= To be done =
Here are some entries; quote each one exactly.

= Data provided =
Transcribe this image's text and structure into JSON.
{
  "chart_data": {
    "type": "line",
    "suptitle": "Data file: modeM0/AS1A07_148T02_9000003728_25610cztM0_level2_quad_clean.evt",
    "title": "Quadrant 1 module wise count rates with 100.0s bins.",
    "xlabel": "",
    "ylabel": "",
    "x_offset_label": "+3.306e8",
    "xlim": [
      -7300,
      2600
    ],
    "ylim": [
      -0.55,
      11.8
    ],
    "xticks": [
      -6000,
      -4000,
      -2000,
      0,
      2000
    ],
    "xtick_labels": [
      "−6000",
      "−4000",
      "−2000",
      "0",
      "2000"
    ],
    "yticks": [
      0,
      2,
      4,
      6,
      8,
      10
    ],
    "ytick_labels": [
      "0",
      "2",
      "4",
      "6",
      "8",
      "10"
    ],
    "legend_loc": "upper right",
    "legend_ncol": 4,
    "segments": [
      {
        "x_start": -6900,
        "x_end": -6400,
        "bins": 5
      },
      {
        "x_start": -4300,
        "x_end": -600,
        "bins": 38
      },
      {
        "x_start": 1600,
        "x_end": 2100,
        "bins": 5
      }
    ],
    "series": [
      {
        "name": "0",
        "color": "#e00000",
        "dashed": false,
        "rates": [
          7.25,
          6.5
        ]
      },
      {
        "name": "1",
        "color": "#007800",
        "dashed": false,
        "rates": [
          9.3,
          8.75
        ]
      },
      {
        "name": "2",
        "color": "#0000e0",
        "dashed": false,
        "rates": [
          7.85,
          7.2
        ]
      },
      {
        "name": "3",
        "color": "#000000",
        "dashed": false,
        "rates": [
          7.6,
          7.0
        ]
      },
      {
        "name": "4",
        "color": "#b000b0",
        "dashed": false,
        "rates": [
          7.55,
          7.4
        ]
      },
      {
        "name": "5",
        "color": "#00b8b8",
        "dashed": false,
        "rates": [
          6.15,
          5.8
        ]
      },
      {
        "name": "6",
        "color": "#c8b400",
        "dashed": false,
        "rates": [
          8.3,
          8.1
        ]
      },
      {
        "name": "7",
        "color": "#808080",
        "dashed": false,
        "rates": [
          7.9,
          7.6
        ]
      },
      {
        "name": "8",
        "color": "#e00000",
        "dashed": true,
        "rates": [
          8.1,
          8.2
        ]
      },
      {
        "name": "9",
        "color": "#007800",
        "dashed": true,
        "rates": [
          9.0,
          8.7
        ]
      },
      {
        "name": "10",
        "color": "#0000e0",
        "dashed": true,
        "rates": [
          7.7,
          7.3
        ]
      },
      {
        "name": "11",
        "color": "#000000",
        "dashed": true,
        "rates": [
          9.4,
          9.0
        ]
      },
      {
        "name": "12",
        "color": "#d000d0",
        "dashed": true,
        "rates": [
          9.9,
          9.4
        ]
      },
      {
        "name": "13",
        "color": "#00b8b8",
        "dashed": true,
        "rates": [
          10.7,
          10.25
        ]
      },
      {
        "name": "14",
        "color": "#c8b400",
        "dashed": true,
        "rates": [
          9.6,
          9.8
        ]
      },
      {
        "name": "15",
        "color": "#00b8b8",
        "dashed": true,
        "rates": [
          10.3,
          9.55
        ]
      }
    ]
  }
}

= Answer to the exercise =
Transcribe this image's text and structure into JSON.
{
  "chart_data": {
    "type": "line",
    "suptitle": "Data file: modeM0/AS1A07_148T02_9000003728_25610cztM0_level2_quad_clean.evt",
    "title": "Quadrant 1 module wise count rates with 100.0s bins.",
    "xlabel": "",
    "ylabel": "",
    "x_offset_label": "+3.306e8",
    "xlim": [
      -7300,
      2600
    ],
    "ylim": [
      -0.55,
      11.8
    ],
    "xticks": [
      -6000,
      -4000,
      -2000,
      0,
      2000
    ],
    "xtick_labels": [
      "−6000",
      "−4000",
      "−2000",
      "0",
      "2000"
    ],
    "yticks": [
      0,
      2,
      4,
      6,
      8,
      10
    ],
    "ytick_labels": [
      "0",
      "2",
      "4",
      "6",
      "8",
      "10"
    ],
    "legend_loc": "upper right",
    "legend_ncol": 4,
    "segments": [
      {
        "x_start": -6900,
        "x_end": -6400,
        "bins": 5
      },
      {
        "x_start": -4300,
        "x_end": -600,
        "bins": 38
      },
      {
        "x_start": 1600,
        "x_end": 2100,
        "bins": 5
      }
    ],
    "series": [
      {
        "name": "0",
        "color": "#e00000",
        "dashed": false,
        "rates": [
          7.25,
          6.5
        ]
      },
      {
        "name": "1",
        "color": "#007800",
        "dashed": false,
        "rates": [
          9.3,
          8.75
        ]
      },
      {
        "name": "2",
        "color": "#0000e0",
        "dashed": false,
        "rates": [
          7.85,
          7.2
        ]
      },
      {
        "name": "3",
        "color": "#000000",
        "dashed": false,
        "rates": [
          7.6,
          7.0
        ]
      },
      {
        "name": "4",
        "color": "#b000b0",
        "dashed": false,
        "rates": [
          7.55,
          7.4
        ]
      },
      {
        "name": "5",
        "color": "#00b8b8",
        "dashed": false,
        "rates": [
          6.15,
          5.8
        ]
      },
      {
        "name": "6",
        "color": "#c8b400",
        "dashed": false,
        "rates": [
          8.3,
          8.1
        ]
      },
      {
        "name": "7",
        "color": "#808080",
        "dashed": false,
        "rates": [
          7.9,
          7.6
        ]
      },
      {
        "name": "8",
        "color": "#e00000",
        "dashed": true,
        "rates": [
          8.1,
          8.2
        ]
      },
      {
        "name": "9",
        "color": "#007800",
        "dashed": true,
        "rates": [
          9.0,
          8.7
        ]
      },
      {
        "name": "10",
        "color": "#0000e0",
        "dashed": true,
        "rates": [
          7.7,
          7.3
        ]
      },
      {
        "name": "11",
        "color": "#000000",
        "dashed": true,
        "rates": [
          9.4,
          9.0
        ]
      },
      {
        "name": "12",
        "color": "#d000d0",
        "dashed": true,
        "rates": [
          9.9,
          9.4
        ]
      },
      {
        "name": "13",
        "color": "#00b8b8",
        "dashed": true,
        "rates": [
          10.7,
          10.25
        ]
      },
      {
        "name": "14",
        "color": "#c8b400",
        "dashed": true,
        "rates": [
          9.6,
          9.8
        ]
      },
      {
        "name": "15",
        "color": "#00b8b8",
        "dashed": true,
        "rates": [
          10.3,
          9.55
        ]
      }
    ]
  }
}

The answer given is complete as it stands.